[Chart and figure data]
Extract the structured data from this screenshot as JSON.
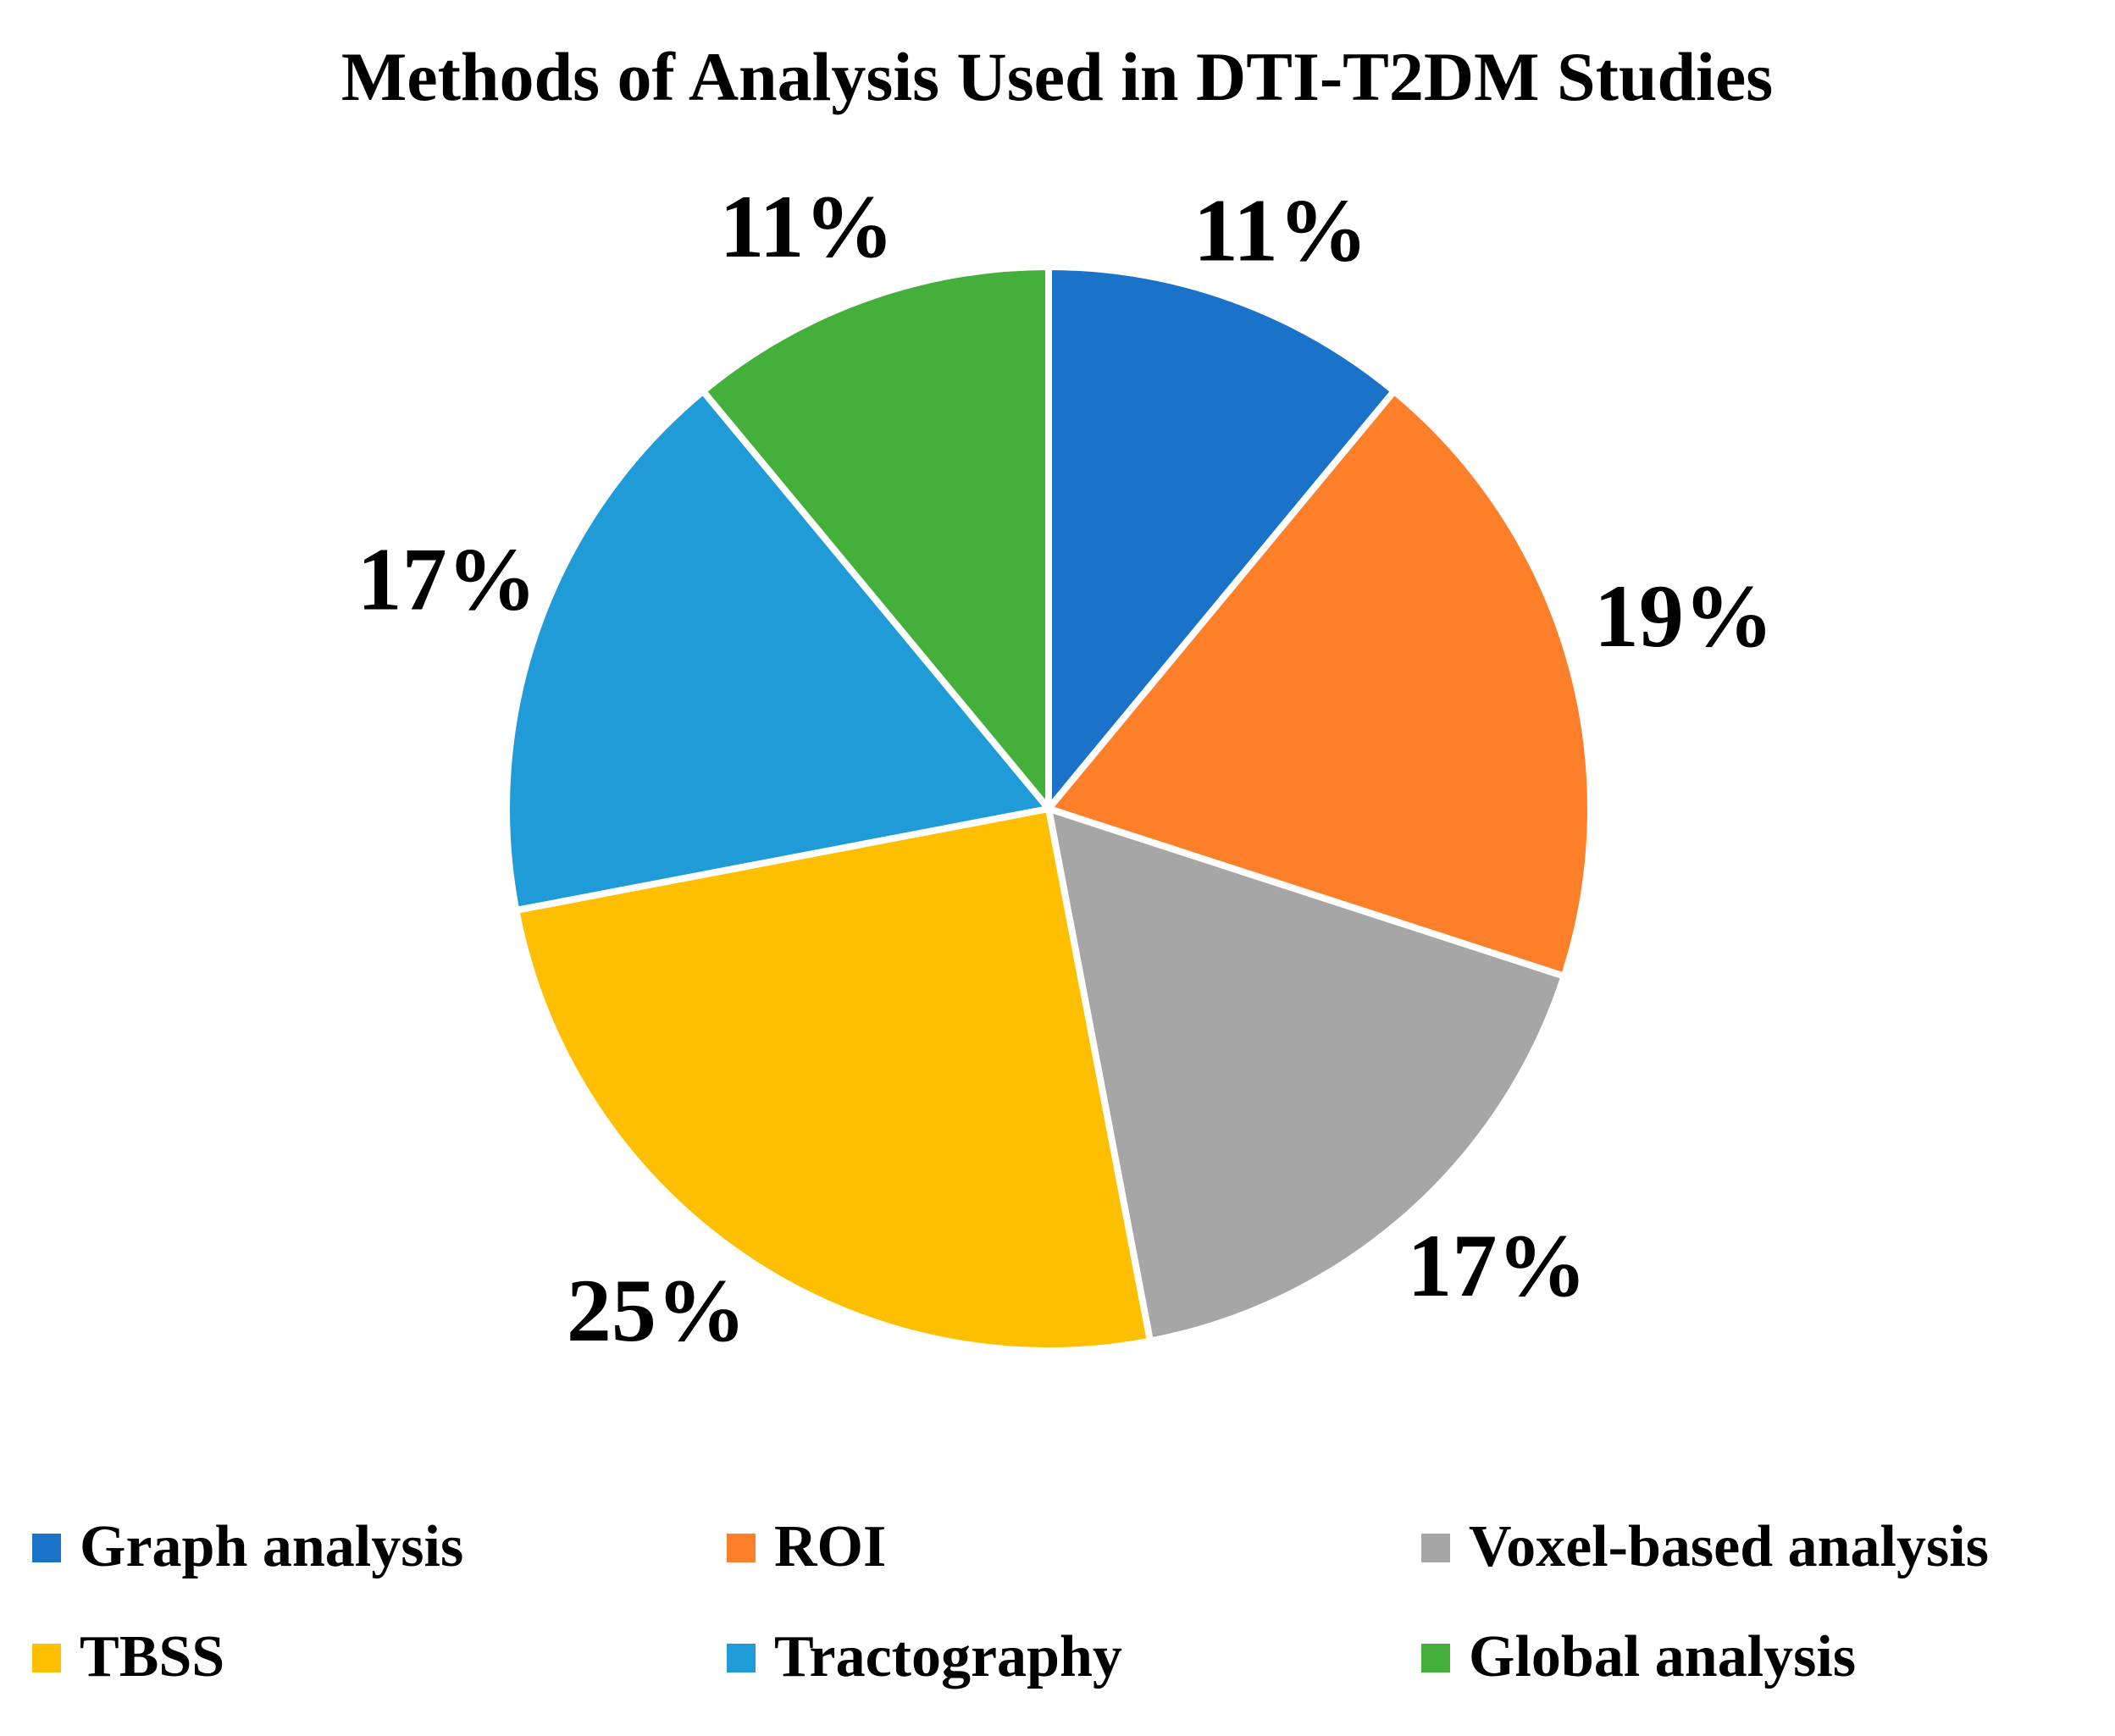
{
  "chart_data": {
    "type": "pie",
    "title": "Methods of Analysis Used in DTI-T2DM Studies",
    "categories": [
      "Graph analysis",
      "ROI",
      "Voxel-based analysis",
      "TBSS",
      "Tractography",
      "Global analysis"
    ],
    "values": [
      11,
      19,
      17,
      25,
      17,
      11
    ],
    "labels": [
      "11%",
      "19%",
      "17%",
      "25%",
      "17%",
      "11%"
    ],
    "colors": [
      "#1a73c8",
      "#fd7f2a",
      "#a6a6a6",
      "#fdbf00",
      "#1f9bd7",
      "#44b03b"
    ],
    "start": "12 o'clock",
    "direction": "clockwise",
    "legend_position": "bottom"
  }
}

#### EXERCISE AIM:
Output the data above without changes, apart from leaving out the pictures.

#### EXERCISE OUTPUT:
Extract the structured data from this screenshot as JSON.
{
  "chart_data": {
    "type": "pie",
    "title": "Methods of Analysis Used in DTI-T2DM Studies",
    "categories": [
      "Graph analysis",
      "ROI",
      "Voxel-based analysis",
      "TBSS",
      "Tractography",
      "Global analysis"
    ],
    "values": [
      11,
      19,
      17,
      25,
      17,
      11
    ],
    "labels": [
      "11%",
      "19%",
      "17%",
      "25%",
      "17%",
      "11%"
    ],
    "colors": [
      "#1a73c8",
      "#fd7f2a",
      "#a6a6a6",
      "#fdbf00",
      "#1f9bd7",
      "#44b03b"
    ],
    "start": "12 o'clock",
    "direction": "clockwise",
    "legend_position": "bottom"
  }
}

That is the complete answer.